- THE EXERCISE: For the material that follows, list every line containing the word "radians".
::::::::
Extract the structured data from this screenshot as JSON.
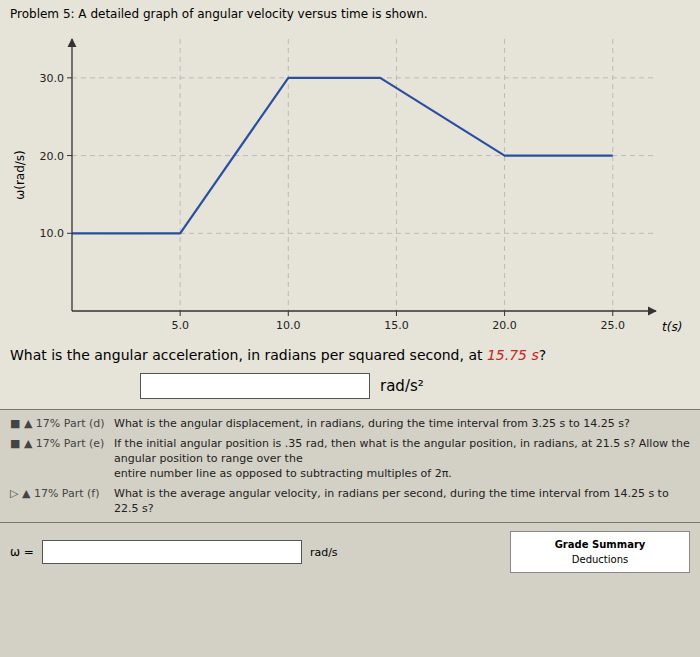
{
  "chart_data": {
    "type": "line",
    "title": "Problem 5: A detailed graph of angular velocity versus time is shown.",
    "x_label": "t(s)",
    "y_label": "ω(rad/s)",
    "x": [
      0,
      5,
      5,
      10,
      14.25,
      20,
      25
    ],
    "series": [
      {
        "color": "#2B4FA0",
        "values": [
          10,
          10,
          10,
          30,
          30,
          20,
          20
        ]
      }
    ],
    "xlim": [
      0,
      27
    ],
    "ylim": [
      0,
      35
    ],
    "xticks": [
      {
        "value": 5.0,
        "label": "5.0"
      },
      {
        "value": 10.0,
        "label": "10.0"
      },
      {
        "value": 15.0,
        "label": "15.0"
      },
      {
        "value": 20.0,
        "label": "20.0"
      },
      {
        "value": 25.0,
        "label": "25.0"
      }
    ],
    "yticks": [
      {
        "value": 10.0,
        "label": "10.0"
      },
      {
        "value": 20.0,
        "label": "20.0"
      },
      {
        "value": 30.0,
        "label": "30.0"
      }
    ],
    "grid": true,
    "annotations": [
      {
        "text": "What is the angular acceleration, in radians per squared second, at "
      },
      {
        "text": "15.75 s",
        "color": "#CC2222"
      },
      {
        "text": "?"
      },
      {
        "text": "rad/s²"
      },
      {
        "text": "■ ▲ 17% Part (d)"
      },
      {
        "text": "What is the angular displacement, in radians, during the time interval from 3.25 s to 14.25 s?"
      },
      {
        "text": "■ ▲ 17% Part (e)"
      },
      {
        "text": "If the initial angular position is .35 rad, then what is the angular position, in radians, at 21.5 s? Allow the angular position to range over the"
      },
      {
        "text": "entire number line as opposed to subtracting multiples of 2π."
      },
      {
        "text": "▷ ▲ 17% Part (f)"
      },
      {
        "text": "What is the average angular velocity, in radians per second, during the time interval from 14.25 s to 22.5 s?"
      },
      {
        "text": "ω ="
      },
      {
        "text": "rad/s"
      },
      {
        "text": "Grade Summary"
      },
      {
        "text": "Deductions"
      }
    ]
  }
}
::::::::
- EXERCISE OUTPUT:
        "text": "What is the angular acceleration, in radians per squared second, at "
        "text": "What is the angular displacement, in radians, during the time interval from 3.25 s to 14.25 s?"
        "text": "If the initial angular position is .35 rad, then what is the angular position, in radians, at 21.5 s? Allow the angular position to range over the"
        "text": "What is the average angular velocity, in radians per second, during the time interval from 14.25 s to 22.5 s?"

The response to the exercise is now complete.